= Work required =
What is the number of lines containing the word "خطيط"? Give that number alone.

— Start of Task material —

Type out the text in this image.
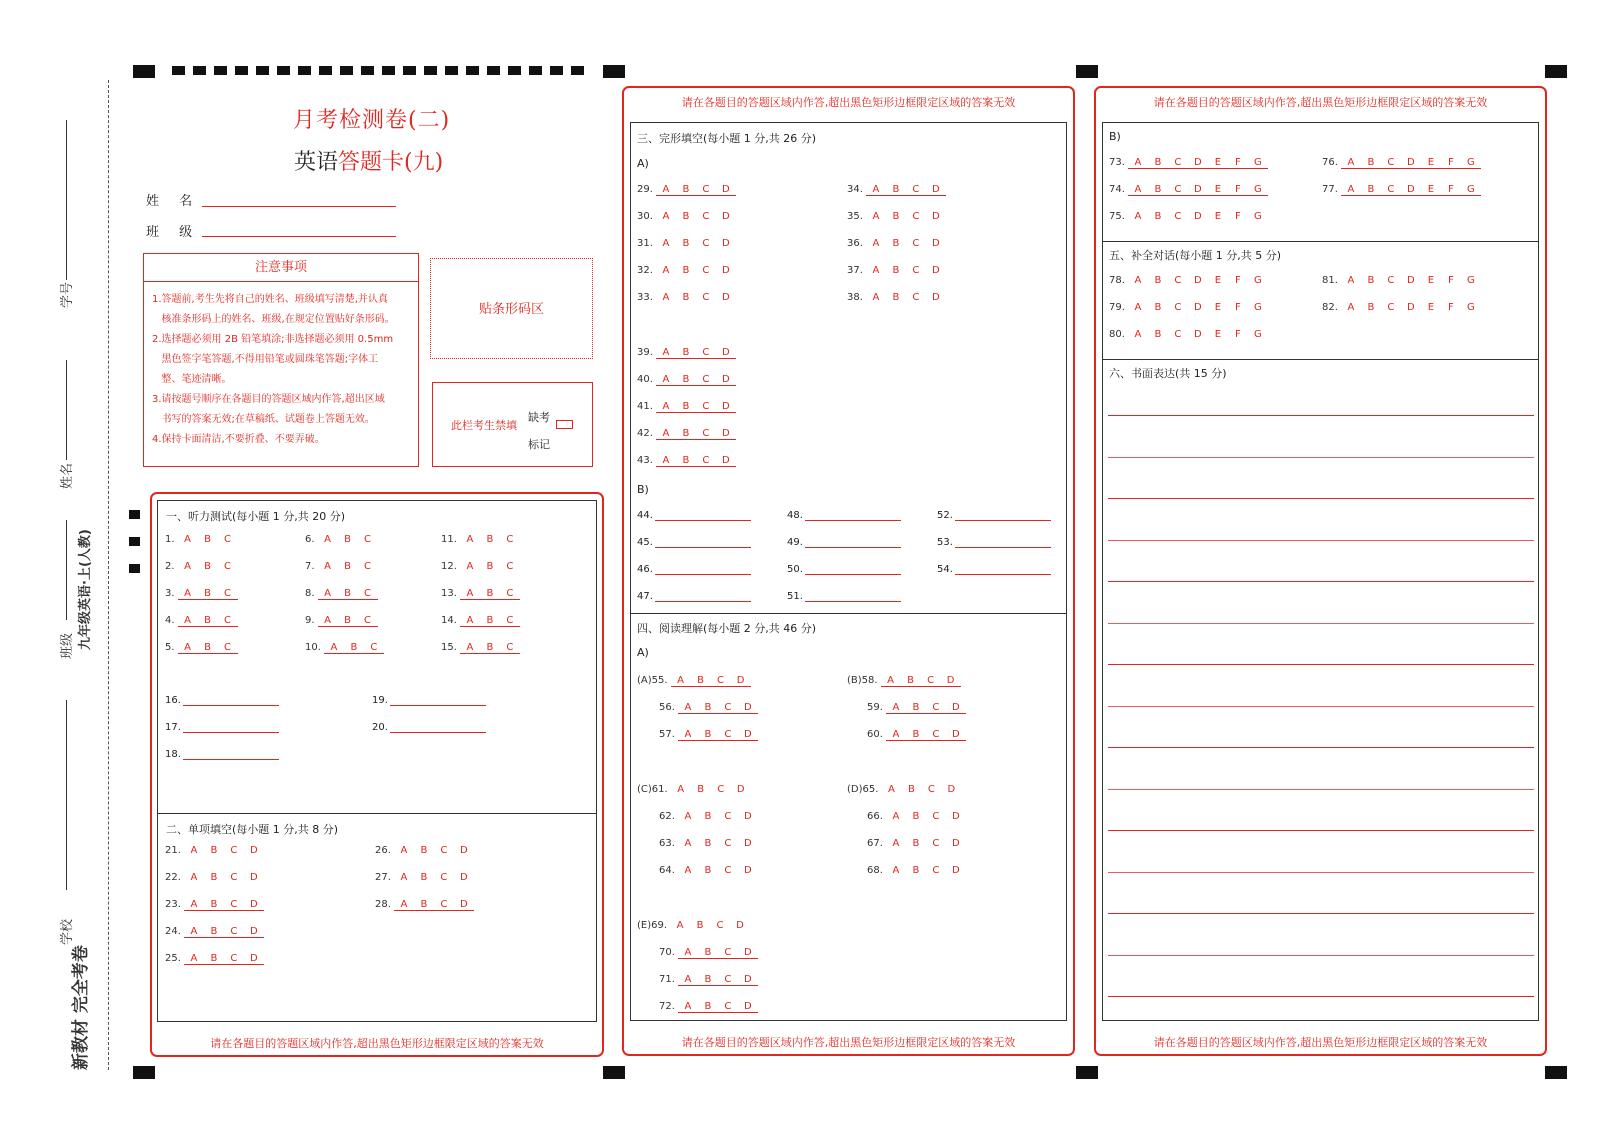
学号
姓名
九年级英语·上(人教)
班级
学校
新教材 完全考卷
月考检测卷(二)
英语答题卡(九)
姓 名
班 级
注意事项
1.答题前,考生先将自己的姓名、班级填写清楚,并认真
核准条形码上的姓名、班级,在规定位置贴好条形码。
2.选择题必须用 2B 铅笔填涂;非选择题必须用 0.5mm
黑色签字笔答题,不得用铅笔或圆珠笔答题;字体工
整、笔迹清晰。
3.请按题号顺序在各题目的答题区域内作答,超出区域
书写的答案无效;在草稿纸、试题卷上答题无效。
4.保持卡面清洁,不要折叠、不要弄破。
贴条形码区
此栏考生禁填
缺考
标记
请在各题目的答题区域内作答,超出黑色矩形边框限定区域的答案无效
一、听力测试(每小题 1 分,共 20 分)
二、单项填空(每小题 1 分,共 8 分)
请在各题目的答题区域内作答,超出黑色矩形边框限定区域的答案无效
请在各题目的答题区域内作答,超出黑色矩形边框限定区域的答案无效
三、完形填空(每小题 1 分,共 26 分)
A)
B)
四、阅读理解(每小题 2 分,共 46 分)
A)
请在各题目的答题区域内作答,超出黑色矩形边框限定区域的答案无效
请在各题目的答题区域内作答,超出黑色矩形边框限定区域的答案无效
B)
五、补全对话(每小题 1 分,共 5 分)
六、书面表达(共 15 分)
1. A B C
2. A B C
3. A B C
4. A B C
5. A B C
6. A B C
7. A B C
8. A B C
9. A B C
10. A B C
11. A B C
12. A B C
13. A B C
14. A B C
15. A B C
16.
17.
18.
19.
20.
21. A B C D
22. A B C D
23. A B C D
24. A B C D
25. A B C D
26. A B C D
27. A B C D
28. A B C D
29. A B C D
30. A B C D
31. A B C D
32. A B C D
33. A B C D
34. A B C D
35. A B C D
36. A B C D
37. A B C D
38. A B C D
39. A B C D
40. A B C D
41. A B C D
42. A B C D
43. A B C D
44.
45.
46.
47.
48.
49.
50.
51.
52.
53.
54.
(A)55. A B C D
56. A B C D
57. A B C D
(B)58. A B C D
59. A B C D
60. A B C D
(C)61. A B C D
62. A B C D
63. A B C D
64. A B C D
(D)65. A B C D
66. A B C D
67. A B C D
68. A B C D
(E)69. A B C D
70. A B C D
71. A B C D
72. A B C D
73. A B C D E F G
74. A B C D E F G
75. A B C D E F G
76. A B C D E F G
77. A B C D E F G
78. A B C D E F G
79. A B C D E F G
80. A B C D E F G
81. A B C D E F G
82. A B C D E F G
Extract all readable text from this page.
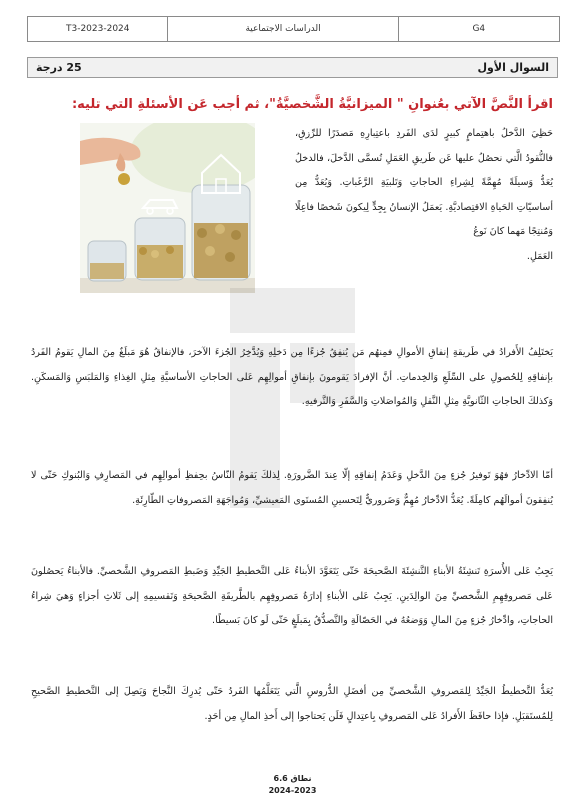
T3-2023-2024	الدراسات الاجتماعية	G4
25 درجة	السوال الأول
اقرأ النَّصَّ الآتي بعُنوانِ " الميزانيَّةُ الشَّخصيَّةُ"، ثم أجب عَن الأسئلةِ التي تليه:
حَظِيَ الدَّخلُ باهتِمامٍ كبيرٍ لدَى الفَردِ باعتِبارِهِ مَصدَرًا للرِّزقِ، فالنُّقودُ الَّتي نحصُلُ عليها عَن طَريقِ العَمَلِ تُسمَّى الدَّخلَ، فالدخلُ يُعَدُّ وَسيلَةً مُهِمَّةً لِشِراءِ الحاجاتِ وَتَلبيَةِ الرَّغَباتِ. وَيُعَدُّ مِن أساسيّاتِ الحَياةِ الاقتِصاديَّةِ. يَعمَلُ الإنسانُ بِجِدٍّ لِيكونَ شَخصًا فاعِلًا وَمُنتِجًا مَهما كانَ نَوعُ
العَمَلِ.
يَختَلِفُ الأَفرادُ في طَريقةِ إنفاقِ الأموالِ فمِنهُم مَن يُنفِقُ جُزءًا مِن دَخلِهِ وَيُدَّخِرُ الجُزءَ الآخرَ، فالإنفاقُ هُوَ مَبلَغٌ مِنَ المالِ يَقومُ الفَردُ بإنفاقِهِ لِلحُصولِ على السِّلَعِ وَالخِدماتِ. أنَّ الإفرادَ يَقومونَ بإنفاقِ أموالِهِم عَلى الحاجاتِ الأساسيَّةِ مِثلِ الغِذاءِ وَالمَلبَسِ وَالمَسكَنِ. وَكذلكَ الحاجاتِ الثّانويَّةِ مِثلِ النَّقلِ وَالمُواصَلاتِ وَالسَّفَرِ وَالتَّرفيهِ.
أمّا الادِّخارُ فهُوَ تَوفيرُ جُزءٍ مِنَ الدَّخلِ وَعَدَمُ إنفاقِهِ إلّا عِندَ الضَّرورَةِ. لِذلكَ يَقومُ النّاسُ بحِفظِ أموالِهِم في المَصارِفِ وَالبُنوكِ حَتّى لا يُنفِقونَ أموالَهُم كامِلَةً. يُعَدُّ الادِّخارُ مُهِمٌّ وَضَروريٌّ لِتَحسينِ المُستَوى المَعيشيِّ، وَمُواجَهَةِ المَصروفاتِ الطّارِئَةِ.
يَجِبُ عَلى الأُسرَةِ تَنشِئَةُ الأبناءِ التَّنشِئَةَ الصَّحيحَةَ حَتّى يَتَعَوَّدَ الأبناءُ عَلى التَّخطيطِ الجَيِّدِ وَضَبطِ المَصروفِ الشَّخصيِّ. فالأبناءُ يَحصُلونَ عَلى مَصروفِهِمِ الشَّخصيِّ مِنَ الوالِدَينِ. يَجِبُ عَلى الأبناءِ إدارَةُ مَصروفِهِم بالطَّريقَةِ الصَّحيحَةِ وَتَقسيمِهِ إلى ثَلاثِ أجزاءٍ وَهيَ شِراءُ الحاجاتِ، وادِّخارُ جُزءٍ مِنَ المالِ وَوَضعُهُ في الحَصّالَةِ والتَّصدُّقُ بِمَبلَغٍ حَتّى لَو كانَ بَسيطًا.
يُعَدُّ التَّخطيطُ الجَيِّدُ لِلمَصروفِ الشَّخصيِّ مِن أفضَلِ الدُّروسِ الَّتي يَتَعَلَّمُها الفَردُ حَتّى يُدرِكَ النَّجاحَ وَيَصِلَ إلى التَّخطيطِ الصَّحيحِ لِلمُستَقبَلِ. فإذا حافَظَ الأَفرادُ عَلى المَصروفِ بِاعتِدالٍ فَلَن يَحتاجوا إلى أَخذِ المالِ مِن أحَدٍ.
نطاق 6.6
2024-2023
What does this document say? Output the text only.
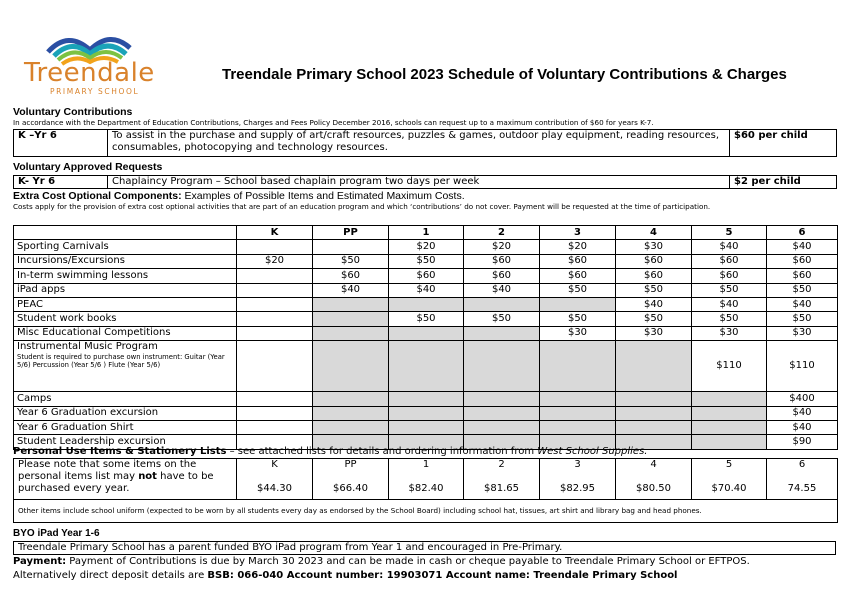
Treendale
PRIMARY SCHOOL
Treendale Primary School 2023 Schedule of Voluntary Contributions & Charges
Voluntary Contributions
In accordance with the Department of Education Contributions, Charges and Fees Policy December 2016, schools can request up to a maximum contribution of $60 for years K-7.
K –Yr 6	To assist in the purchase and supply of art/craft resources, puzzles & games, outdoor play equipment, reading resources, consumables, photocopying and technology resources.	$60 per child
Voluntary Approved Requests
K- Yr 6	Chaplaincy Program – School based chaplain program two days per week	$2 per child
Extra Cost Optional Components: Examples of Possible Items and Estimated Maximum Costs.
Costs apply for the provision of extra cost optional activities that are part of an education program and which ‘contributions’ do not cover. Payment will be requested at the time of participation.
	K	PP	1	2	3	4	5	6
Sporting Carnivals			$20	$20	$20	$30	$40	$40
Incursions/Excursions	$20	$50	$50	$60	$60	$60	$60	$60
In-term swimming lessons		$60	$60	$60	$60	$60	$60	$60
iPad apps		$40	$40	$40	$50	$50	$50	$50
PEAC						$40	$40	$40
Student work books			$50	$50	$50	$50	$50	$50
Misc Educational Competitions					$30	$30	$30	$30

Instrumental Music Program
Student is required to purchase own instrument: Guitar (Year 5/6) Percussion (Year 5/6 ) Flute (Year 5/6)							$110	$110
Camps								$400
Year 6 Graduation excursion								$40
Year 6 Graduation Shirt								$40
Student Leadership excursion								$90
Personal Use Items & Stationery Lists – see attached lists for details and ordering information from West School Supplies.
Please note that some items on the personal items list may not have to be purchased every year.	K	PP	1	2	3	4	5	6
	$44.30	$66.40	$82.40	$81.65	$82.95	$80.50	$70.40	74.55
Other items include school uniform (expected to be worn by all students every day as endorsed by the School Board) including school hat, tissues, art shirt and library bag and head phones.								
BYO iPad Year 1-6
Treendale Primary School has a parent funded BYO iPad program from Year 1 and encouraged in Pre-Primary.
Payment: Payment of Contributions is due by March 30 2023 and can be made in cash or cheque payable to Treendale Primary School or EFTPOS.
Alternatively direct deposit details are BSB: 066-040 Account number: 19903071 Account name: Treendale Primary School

— End of Task material —

= Answer to the problem =
2